## BEGIN TASK INPUT

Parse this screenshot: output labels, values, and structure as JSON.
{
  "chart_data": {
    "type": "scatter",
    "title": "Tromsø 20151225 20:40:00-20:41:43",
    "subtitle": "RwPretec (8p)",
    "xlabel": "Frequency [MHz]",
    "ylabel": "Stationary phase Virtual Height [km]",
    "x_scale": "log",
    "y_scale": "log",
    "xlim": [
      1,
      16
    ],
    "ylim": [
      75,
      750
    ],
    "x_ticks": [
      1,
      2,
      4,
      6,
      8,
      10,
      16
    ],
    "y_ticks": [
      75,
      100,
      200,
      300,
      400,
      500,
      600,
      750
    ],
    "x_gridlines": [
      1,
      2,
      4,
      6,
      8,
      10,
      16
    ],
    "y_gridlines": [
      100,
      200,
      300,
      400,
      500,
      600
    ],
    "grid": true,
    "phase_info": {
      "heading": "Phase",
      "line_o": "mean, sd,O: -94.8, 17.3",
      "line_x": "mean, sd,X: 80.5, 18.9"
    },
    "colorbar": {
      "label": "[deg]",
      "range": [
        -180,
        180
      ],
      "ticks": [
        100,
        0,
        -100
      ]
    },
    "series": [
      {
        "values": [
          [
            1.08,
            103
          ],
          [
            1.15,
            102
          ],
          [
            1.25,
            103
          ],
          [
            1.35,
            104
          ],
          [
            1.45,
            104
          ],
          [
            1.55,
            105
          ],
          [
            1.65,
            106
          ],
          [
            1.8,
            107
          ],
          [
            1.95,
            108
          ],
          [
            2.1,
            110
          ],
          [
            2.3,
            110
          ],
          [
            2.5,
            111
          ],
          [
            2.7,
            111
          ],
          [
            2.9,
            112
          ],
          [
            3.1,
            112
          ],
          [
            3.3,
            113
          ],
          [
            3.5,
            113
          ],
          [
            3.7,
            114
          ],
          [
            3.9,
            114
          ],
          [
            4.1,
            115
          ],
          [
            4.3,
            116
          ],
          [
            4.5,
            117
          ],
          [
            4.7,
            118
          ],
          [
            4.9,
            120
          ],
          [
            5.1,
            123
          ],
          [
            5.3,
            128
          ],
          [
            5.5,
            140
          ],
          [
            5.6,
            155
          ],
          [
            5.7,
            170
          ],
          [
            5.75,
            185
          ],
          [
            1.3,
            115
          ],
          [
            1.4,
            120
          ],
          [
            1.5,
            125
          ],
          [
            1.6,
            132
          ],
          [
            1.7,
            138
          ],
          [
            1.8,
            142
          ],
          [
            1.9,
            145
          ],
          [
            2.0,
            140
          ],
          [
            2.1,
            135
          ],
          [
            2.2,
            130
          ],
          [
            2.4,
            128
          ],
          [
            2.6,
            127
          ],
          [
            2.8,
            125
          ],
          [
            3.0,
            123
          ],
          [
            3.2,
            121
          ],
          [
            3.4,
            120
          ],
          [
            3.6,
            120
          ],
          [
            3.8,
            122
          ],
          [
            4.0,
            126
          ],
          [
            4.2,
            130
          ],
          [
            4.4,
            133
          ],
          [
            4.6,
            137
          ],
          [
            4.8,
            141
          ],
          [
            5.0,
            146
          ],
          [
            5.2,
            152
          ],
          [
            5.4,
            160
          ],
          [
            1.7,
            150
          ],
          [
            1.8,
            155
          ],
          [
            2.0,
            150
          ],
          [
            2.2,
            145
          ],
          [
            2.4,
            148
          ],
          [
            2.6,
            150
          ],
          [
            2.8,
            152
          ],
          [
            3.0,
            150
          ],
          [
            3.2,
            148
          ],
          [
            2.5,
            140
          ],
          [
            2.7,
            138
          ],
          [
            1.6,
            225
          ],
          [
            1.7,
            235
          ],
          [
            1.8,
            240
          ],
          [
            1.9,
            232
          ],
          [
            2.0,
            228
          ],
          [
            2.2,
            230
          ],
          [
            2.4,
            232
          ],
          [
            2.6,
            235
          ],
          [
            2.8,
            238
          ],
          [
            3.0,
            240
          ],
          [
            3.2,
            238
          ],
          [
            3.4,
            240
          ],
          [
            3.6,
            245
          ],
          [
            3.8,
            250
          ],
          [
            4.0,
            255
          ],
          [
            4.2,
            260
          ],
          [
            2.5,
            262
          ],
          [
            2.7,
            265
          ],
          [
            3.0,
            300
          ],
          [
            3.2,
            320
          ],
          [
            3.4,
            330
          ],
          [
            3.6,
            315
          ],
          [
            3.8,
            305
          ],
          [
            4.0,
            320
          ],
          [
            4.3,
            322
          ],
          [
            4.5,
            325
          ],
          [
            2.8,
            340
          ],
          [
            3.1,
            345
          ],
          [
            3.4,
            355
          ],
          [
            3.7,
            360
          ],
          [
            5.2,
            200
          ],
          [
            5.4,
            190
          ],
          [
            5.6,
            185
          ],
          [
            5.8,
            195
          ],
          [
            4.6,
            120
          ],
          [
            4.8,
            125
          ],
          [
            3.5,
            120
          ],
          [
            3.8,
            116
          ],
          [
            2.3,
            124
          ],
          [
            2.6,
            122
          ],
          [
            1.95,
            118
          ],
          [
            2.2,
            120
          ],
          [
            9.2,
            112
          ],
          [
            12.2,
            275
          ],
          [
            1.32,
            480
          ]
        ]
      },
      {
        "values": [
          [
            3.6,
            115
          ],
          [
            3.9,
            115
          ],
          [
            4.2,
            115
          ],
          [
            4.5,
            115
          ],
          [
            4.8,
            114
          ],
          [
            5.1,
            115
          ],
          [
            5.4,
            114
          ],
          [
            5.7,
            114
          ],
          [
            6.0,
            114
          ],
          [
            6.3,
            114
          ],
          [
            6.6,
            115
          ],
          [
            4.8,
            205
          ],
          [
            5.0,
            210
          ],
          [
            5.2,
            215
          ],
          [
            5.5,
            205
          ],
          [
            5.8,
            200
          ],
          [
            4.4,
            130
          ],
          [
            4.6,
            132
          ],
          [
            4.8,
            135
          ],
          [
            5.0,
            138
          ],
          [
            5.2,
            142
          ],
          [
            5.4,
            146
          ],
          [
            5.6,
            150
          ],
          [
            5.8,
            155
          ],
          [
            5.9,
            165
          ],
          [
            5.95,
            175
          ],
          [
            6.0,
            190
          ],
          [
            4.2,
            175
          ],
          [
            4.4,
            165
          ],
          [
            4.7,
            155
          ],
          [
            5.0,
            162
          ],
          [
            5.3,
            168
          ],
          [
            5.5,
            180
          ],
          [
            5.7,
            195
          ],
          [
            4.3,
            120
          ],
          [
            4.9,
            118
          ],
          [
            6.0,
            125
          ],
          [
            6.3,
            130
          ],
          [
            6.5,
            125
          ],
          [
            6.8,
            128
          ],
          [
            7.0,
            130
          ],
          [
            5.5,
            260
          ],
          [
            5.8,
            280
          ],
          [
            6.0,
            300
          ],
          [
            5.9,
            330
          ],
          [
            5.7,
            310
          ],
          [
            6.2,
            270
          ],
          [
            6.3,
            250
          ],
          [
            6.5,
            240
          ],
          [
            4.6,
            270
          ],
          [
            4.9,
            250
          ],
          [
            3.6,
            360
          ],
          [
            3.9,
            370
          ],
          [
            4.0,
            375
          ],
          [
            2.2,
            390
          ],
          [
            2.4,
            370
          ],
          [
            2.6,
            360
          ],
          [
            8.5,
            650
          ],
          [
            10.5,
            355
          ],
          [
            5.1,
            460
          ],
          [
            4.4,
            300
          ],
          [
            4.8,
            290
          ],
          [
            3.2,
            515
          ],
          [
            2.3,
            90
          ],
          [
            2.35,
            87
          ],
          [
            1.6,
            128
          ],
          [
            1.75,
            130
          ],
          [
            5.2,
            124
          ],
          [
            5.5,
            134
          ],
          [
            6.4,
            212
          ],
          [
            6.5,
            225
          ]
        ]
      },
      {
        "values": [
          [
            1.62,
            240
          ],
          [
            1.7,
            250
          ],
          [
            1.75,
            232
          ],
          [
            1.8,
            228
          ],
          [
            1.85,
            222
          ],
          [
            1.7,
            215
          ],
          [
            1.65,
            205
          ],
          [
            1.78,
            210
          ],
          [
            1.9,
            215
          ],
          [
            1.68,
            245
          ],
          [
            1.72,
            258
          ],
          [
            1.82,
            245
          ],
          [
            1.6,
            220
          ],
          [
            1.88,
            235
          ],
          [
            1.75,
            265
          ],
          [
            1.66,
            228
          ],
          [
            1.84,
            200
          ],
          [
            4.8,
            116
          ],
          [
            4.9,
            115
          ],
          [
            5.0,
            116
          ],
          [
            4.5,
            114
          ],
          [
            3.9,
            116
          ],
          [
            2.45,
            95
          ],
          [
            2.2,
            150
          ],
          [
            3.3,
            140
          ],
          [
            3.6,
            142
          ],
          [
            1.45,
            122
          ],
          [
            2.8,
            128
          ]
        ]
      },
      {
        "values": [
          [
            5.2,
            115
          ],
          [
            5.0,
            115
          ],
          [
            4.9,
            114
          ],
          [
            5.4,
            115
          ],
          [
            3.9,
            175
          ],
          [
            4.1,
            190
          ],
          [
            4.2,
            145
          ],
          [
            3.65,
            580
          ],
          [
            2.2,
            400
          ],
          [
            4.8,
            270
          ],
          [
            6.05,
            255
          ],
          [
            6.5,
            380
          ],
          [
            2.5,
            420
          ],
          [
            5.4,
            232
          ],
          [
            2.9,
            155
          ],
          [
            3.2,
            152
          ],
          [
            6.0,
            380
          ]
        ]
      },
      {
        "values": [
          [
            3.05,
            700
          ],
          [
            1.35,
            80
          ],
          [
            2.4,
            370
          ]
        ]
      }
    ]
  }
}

## END TASK INPUT

TASK STATEMENT: Using the records above, gather all lines where the string "mean" is present.

RESPONSE TO THIS EXERCISE:
      "line_o": "mean, sd,O: -94.8, 17.3",
      "line_x": "mean, sd,X: 80.5, 18.9"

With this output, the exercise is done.